* _FRAGMENT STRONY_
10. kadencja, 28. posiedzenie, 1. dzień (05-02-2025)

2. punkt porządku dziennego:

Sprawozdanie Komisji Infrastruktury o rządowym projekcie ustawy o zmianie ustawy - Prawo lotnicze (druki nr 952 i 961).

Sekretarz Stanu w Ministerstwie Infrastruktury Maciej Lasek:

    Bardzo dziękuję.

    Pani Marszałek! Wysoka Izbo! Bardzo dziękuję za te wszystkie pytania, które dzisiaj padły. W ogóle chciałbym podziękować za bardzo dobrą współpracę podczas posiedzenia Komisji Infrastruktury. Jak widać, w zasadzie większość sił politycznych jest za poprawą bezpieczeństwa, za przywróceniem regulacji, które już de facto istniały i obowiązywały od 2003 r.

    Odnosząc się do szczegółowych pytań, które tutaj padły ze strony państwa posłów, najpierw obiecuję odpowiedź na pytanie pani poseł Anny Paluch na piśmie. Chodzi o zdecydowanie szerszy zakres, który wymaga uzasadnienia pisemnego. Natomiast założenia, które dotykają podniesionej przez panią poseł problematyki związanej z odszkodowaniami i zakresem odszkodowań, znajdują się w kolejnej nowelizacji, w tzw. dużym pakiecie lotniczym, który w tej chwili podlega procesowi konsultacji. Spodziewamy się zakończenia całego procesu legislacyjnego jeszcze w tym roku. Tak jak obiecałem, odpowiedź będzie na piśmie.

[Dane o położeniu elementów]
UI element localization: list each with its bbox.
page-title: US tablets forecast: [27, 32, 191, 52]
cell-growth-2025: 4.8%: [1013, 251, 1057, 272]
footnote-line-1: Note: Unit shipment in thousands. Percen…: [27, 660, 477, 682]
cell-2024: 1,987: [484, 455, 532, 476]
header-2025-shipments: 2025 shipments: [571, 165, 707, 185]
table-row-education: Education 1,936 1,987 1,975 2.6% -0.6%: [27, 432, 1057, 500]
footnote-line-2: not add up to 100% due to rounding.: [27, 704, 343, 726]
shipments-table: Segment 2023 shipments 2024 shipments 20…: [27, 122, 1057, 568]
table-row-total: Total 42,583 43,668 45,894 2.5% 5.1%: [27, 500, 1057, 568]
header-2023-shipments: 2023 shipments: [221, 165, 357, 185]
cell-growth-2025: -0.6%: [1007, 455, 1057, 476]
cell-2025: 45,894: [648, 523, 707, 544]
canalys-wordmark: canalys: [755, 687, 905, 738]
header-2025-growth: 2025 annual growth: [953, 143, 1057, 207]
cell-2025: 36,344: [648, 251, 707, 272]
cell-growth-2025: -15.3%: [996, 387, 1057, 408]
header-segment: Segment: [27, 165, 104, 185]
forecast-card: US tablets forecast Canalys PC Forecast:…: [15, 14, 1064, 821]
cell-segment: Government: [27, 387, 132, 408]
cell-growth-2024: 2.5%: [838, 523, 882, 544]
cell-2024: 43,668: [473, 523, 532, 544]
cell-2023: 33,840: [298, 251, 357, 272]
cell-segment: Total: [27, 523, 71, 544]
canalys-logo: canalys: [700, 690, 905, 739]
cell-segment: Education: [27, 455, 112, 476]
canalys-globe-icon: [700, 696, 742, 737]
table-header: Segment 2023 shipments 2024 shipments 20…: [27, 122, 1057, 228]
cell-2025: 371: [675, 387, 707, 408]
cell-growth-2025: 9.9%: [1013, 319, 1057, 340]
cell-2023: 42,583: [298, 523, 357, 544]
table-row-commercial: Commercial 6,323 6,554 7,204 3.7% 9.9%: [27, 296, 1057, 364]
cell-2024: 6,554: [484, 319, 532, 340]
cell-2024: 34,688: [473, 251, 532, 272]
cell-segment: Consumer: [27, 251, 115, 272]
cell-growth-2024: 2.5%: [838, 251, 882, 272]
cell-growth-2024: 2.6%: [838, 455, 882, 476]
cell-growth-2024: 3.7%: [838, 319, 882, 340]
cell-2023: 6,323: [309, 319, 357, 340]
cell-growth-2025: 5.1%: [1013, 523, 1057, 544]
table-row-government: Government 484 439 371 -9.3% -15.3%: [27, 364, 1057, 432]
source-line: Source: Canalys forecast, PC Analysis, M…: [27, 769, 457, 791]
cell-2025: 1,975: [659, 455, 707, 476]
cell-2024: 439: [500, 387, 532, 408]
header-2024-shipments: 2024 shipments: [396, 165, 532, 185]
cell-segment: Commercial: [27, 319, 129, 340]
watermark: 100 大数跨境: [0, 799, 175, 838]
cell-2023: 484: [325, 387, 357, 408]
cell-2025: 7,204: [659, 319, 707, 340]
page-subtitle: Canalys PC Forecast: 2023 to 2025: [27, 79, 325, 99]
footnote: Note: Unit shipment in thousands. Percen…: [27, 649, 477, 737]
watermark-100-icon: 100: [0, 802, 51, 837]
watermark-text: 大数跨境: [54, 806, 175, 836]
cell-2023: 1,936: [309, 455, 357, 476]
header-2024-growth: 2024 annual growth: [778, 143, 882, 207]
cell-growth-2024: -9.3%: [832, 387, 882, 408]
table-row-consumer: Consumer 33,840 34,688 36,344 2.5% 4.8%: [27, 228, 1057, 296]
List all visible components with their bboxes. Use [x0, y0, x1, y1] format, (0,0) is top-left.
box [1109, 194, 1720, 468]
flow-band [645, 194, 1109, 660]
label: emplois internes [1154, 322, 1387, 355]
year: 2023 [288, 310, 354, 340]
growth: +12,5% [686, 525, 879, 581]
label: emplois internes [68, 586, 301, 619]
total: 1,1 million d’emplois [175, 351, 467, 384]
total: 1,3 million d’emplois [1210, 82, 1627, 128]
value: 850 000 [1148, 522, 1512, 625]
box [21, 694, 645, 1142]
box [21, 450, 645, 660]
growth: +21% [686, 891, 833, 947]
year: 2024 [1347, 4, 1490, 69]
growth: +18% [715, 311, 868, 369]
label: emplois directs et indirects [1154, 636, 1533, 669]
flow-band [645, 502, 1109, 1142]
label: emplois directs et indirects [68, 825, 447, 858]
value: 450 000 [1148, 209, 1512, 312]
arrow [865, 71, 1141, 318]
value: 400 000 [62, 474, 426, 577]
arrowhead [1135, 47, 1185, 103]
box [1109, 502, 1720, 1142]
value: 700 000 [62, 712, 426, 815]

* _POLECENIA_
a – W czym według stenogramu o nowelizacji Prawa lotniczego znajdują się założenia dotyczące odszkodowań i ich zakresu?
b – Proszę kontynuować stenogram o nowelizacji Prawa lotniczego od ostatniego zdania.

* _ODPOWIEDZI DO ĆWICZENIA_
a – W kolejnej nowelizacji, w tzw. dużym pakiecie lotniczym, który obecnie podlega procesowi konsultacji.

b –
    Pan poseł Lorek zadał pytanie o wiatraki. Między 80 m a 100 m to będą obiekty budowlane, które nie są przeszkodami lotniczymi, ale dzięki tej ustawie będą zgłaszane do ewidencji. Te powyżej 100 m są przeszkodami lotniczymi i muszą być zgłaszane, dokładnie tak jak wymagają tego aktualne zapisy ustawy - Prawo lotnicze.

    Pytanie pana posła Tumanowicza i wiele innych pytań w zasadzie dotyczyło rejestru czy obciążenia. MON przewiduje zwiększenie obciążenia tylko w przeciągu 3 miesięcy od wejścia w życie tej ustawy, czyli w związku z sytuacją, kiedy mieliśmy 3-letnią dziurę w zakresie zgłaszania i pojawiło się ileś obiektów, które nie zostały zgłoszone. Są na to 3 miesiące i tutaj Ministerstwo Obrony Narodowej - bo bardzo wyraźnie chcę podkreślić, że ta zmiana ustawowa jest przeprowadzana na wniosek Ministerstwa Obrony Narodowej - w związku z tym szacuje obciążenia dla Ministerstwa Obrony Narodowej w tym zakresie i uważa, że zrobi to, wykona to swoimi zasobami.

    Pan poseł Meysztowicz wspomniał o kampanii informacyjnej. Tak, rzeczywiście jest istotne, żeby dotrzymać terminu tych 3 miesięcy. Urząd Lotnictwa Cywilnego wraz z samorządami już przygotowują kampanię informacyjną, dzięki której będzie można dotrzeć do tych inwestorów, którzy już w tej chwili wznoszą obiekty czy prowadzą prace budowlane nad obiektami, które przekraczają ten zakres 50 m.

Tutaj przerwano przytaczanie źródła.